◆ **Material for the task**:
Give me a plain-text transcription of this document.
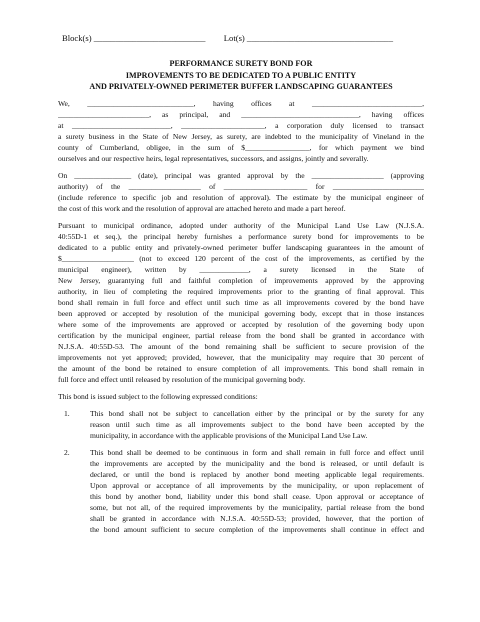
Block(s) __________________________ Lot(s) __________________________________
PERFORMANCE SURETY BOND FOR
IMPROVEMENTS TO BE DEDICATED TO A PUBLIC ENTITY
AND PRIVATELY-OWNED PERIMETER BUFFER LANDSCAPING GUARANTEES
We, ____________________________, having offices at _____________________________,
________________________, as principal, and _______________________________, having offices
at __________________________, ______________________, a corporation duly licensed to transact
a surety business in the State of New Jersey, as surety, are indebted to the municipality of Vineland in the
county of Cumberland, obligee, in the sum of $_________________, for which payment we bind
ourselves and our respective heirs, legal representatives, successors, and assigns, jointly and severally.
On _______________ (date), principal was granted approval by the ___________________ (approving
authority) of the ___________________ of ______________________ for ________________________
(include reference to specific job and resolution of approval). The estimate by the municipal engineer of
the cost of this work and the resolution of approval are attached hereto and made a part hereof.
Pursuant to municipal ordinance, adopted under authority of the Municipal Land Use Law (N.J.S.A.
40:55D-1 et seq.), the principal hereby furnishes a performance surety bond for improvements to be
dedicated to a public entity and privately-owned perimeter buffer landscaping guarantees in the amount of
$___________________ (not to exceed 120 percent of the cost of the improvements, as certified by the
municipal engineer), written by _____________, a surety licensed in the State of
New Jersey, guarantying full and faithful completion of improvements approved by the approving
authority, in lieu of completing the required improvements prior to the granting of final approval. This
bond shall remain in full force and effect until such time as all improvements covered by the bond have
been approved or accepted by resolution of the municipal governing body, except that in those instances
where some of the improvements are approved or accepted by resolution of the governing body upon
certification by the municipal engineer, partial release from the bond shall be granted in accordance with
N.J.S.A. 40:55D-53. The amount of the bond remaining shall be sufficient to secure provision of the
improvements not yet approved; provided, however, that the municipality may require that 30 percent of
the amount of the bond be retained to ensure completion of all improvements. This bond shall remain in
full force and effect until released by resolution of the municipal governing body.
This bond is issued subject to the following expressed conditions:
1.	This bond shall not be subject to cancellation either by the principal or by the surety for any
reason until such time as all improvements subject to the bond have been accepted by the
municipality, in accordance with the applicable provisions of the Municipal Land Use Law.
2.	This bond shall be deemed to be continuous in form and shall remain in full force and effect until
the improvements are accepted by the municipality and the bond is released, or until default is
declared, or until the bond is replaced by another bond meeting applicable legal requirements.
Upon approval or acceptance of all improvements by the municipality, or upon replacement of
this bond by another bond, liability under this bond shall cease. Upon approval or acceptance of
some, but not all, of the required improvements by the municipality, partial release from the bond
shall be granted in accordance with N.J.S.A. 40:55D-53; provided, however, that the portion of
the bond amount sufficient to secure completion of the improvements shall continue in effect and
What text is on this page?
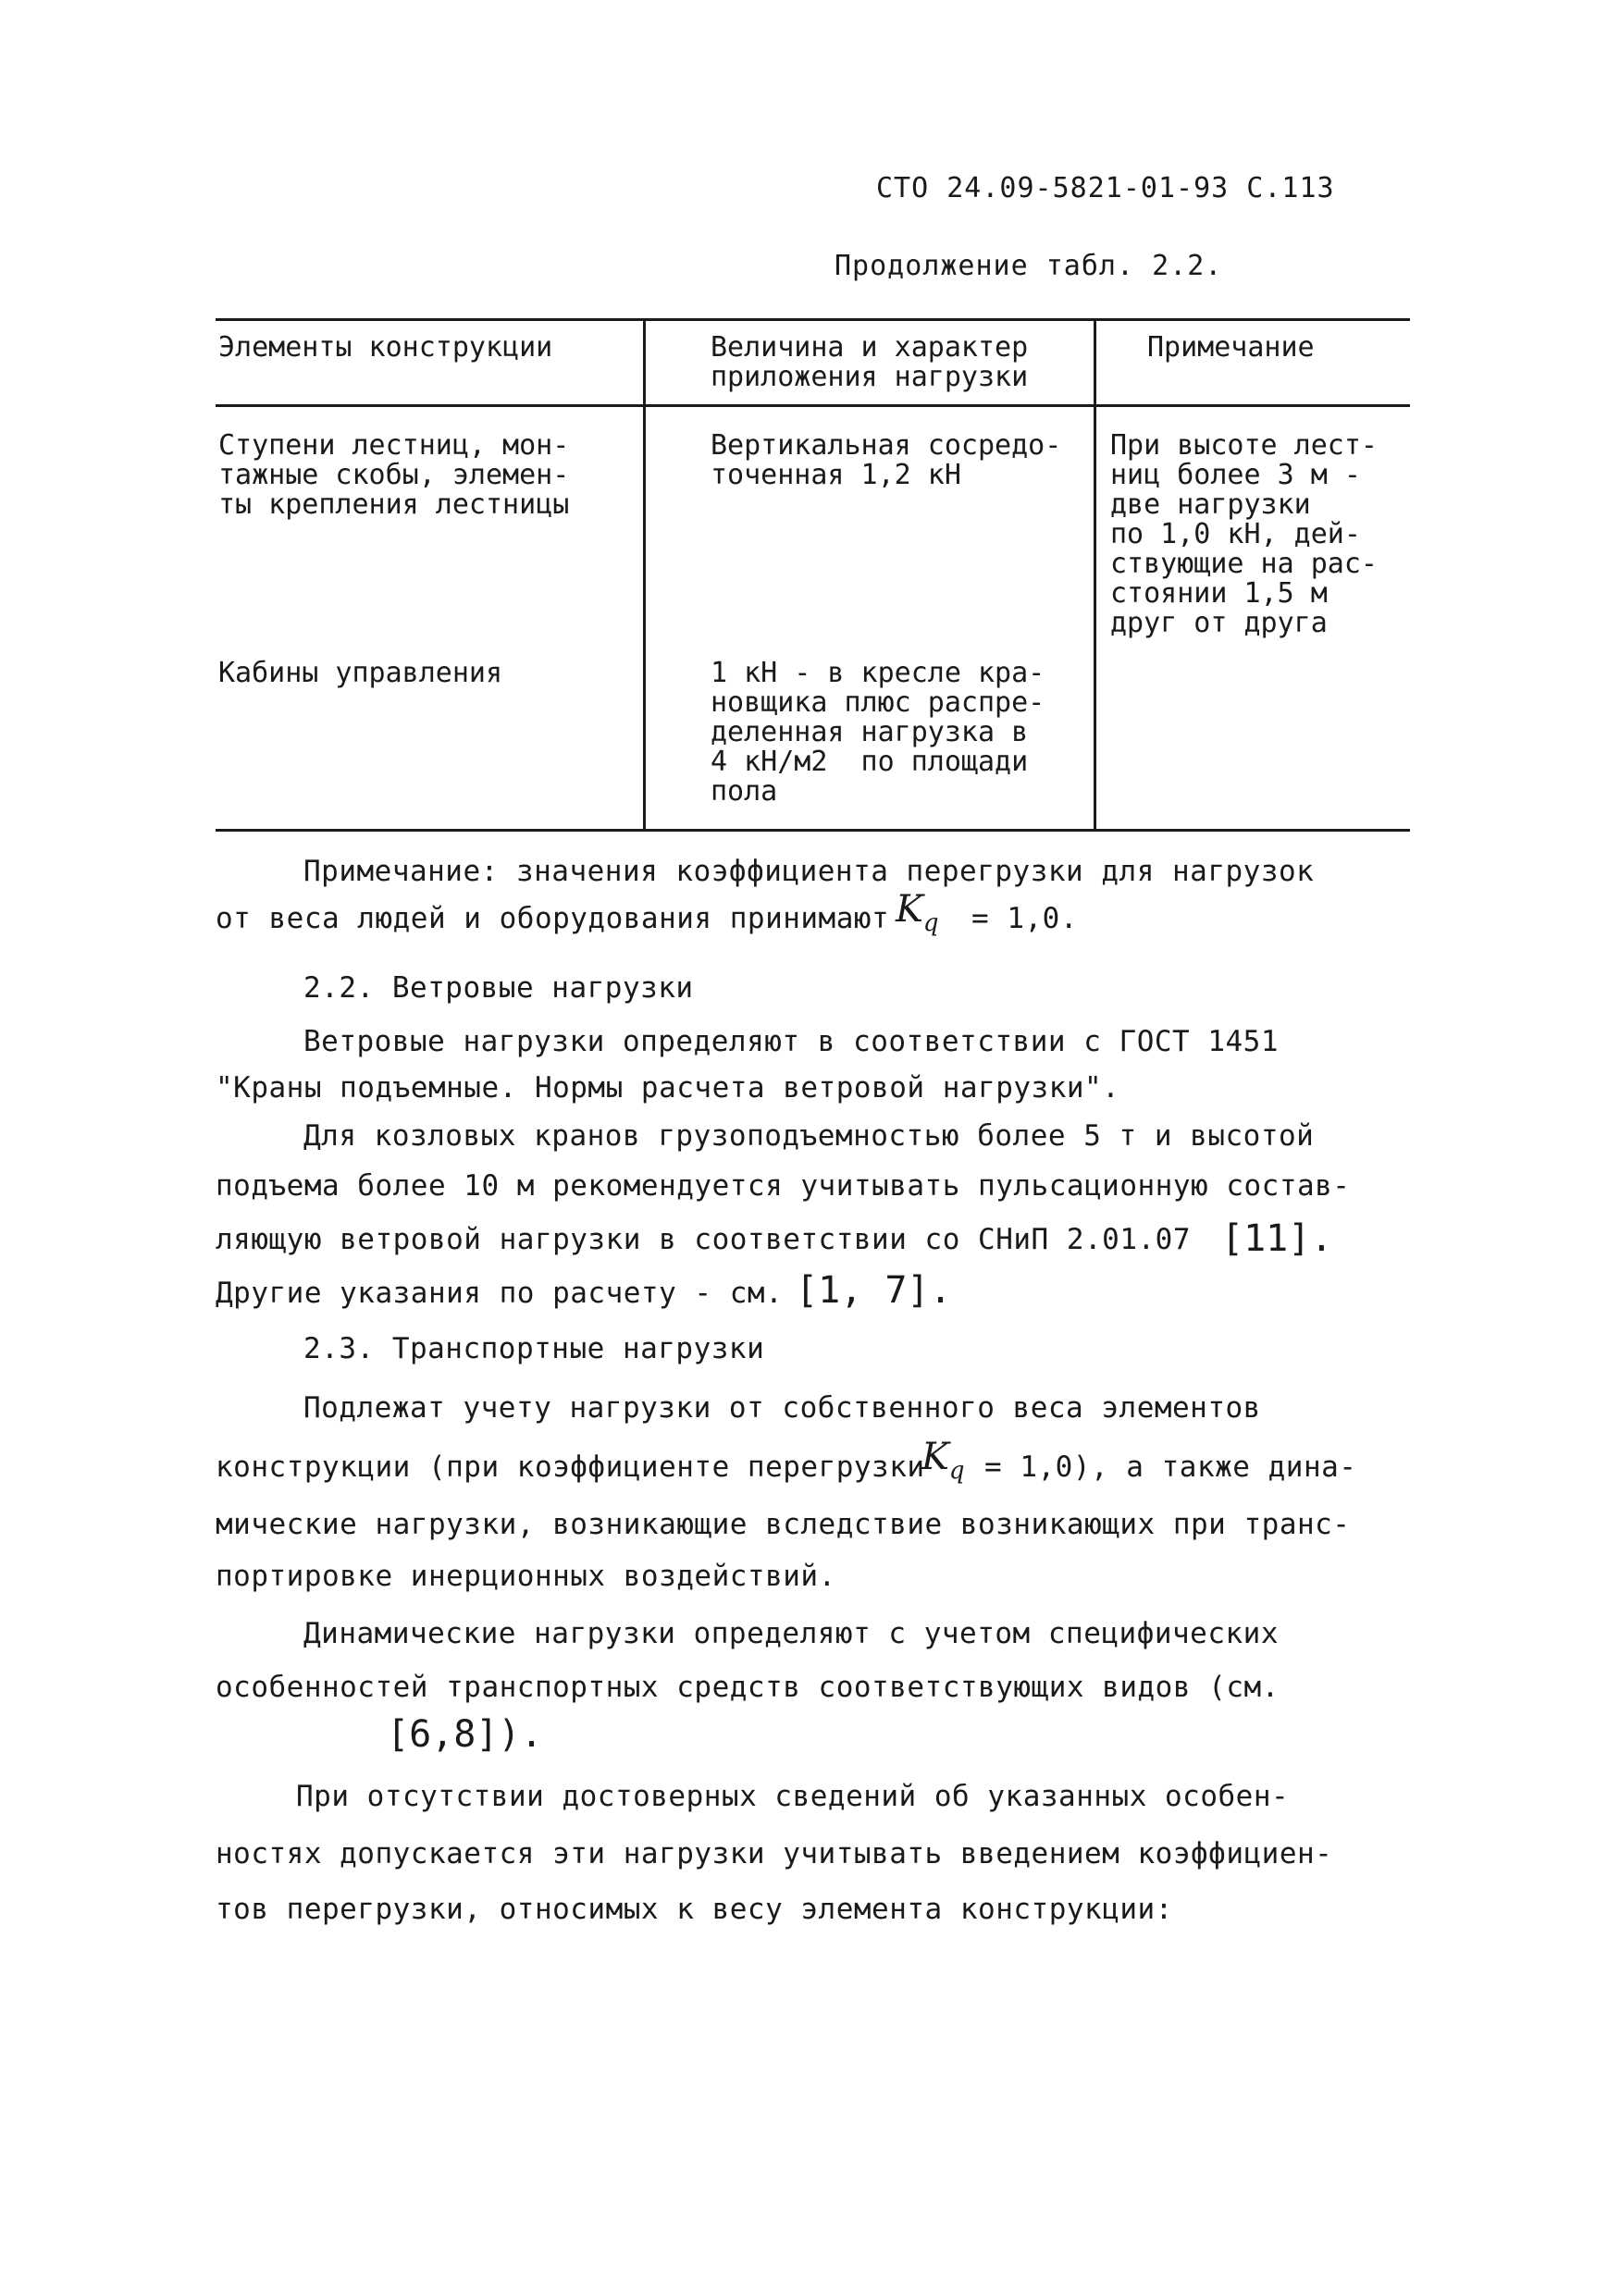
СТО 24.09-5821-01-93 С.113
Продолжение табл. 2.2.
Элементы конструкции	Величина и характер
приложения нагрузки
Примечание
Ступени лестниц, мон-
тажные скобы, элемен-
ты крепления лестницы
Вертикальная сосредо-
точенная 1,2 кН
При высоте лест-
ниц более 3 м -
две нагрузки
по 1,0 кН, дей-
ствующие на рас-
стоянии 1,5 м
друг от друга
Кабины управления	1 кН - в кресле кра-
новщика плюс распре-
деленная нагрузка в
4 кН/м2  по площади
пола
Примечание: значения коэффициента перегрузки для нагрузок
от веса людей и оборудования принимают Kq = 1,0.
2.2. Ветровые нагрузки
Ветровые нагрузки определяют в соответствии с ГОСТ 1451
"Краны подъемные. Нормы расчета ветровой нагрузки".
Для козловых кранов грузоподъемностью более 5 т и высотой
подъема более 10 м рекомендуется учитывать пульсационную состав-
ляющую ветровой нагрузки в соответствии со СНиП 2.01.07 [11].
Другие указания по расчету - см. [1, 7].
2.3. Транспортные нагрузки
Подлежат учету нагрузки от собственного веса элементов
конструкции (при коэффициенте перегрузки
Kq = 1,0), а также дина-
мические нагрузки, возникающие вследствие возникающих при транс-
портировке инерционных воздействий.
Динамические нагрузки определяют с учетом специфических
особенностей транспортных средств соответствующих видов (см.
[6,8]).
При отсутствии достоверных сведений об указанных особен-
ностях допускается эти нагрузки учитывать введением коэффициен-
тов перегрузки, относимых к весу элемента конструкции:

◆ **What to do**:
The word "перегрузки" appears in how many lines of the records? Give the number only.

◆ **Task answer**:
3